■ **Goal**: Tally the lines holding the string "after" and reply with that number alone.

■ **Data lines**:

*****

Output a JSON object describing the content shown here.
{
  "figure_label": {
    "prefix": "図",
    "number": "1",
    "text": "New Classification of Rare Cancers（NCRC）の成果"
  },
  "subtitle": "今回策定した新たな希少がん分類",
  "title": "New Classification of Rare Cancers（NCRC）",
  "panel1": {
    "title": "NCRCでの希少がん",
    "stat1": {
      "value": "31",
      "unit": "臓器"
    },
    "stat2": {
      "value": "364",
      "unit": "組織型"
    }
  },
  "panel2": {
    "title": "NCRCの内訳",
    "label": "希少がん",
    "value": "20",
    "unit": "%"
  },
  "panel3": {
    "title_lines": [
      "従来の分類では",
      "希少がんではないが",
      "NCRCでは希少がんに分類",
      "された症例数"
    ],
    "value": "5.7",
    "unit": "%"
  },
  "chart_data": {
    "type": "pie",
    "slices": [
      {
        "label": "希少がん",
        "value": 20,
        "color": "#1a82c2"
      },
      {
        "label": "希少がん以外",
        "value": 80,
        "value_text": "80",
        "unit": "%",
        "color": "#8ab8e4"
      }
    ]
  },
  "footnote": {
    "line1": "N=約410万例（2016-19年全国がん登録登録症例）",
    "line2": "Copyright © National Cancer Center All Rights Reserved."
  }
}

*****

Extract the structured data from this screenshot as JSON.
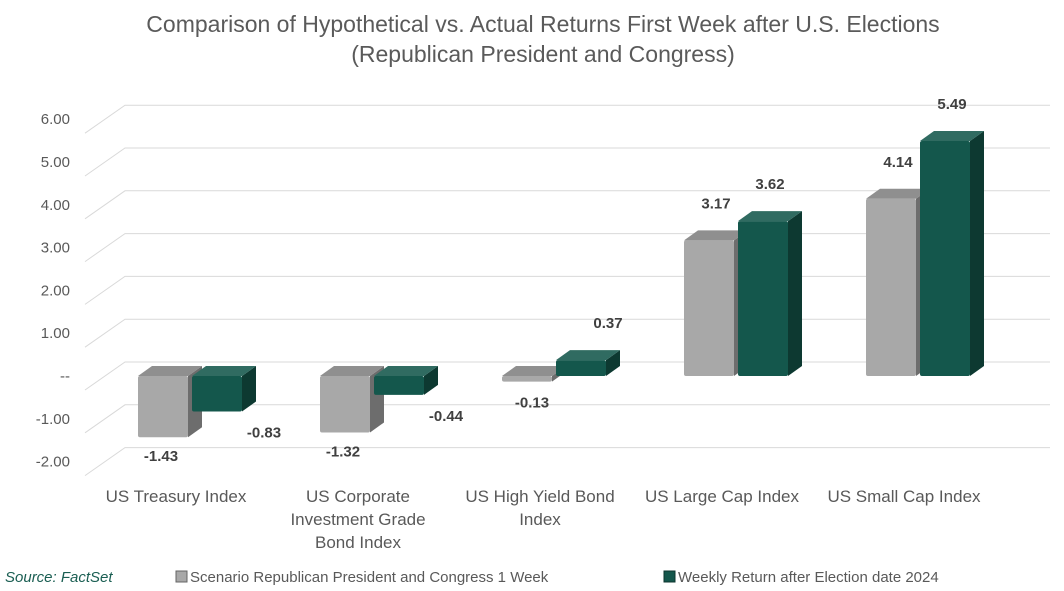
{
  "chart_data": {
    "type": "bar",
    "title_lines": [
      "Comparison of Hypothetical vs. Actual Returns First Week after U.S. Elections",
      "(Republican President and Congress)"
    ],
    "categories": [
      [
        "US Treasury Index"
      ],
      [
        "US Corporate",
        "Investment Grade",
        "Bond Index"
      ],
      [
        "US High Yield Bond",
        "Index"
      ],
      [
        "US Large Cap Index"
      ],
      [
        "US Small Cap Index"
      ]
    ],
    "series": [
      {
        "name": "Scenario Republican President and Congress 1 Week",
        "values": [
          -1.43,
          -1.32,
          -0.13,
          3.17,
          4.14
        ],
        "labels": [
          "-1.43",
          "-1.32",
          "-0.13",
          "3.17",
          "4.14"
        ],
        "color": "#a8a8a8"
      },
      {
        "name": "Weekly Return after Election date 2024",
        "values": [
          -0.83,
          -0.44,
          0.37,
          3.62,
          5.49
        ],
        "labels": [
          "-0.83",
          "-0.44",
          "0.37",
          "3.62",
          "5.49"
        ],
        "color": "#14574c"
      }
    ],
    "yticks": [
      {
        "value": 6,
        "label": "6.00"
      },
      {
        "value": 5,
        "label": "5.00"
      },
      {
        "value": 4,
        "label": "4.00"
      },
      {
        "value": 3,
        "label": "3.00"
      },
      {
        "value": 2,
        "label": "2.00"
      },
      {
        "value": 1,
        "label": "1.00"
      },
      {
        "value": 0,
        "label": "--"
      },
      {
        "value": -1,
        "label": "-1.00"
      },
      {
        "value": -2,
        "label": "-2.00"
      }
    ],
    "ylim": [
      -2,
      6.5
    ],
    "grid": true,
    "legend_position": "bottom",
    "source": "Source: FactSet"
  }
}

*****

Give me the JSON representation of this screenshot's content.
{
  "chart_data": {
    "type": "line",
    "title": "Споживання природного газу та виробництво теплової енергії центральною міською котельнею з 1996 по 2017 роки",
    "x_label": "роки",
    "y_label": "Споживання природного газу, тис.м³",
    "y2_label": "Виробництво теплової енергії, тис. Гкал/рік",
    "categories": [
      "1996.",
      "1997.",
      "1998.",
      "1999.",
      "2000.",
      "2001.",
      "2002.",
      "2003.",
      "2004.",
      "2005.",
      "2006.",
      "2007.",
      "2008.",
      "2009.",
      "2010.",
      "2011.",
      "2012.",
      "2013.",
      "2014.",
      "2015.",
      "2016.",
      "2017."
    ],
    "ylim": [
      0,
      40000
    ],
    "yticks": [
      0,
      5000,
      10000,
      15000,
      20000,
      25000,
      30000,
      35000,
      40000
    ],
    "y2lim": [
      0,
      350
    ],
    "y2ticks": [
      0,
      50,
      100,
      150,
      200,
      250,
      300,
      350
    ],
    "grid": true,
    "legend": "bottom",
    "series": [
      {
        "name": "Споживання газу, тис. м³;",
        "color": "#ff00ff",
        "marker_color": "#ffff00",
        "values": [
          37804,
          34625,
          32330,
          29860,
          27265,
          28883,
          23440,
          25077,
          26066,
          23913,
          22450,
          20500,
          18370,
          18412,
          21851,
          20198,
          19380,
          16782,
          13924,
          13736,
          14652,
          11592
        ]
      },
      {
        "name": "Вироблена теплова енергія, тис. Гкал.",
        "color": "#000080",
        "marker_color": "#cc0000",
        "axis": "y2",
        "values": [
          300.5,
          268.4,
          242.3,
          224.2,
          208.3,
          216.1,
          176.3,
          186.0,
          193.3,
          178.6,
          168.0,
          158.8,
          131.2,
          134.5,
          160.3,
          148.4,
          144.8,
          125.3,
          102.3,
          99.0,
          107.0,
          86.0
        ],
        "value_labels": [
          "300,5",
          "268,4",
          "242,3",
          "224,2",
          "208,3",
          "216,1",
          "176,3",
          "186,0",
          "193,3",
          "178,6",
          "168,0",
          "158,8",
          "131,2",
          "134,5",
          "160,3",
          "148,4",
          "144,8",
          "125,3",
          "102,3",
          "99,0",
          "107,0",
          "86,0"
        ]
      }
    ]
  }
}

*****

■ **Task solution**: 2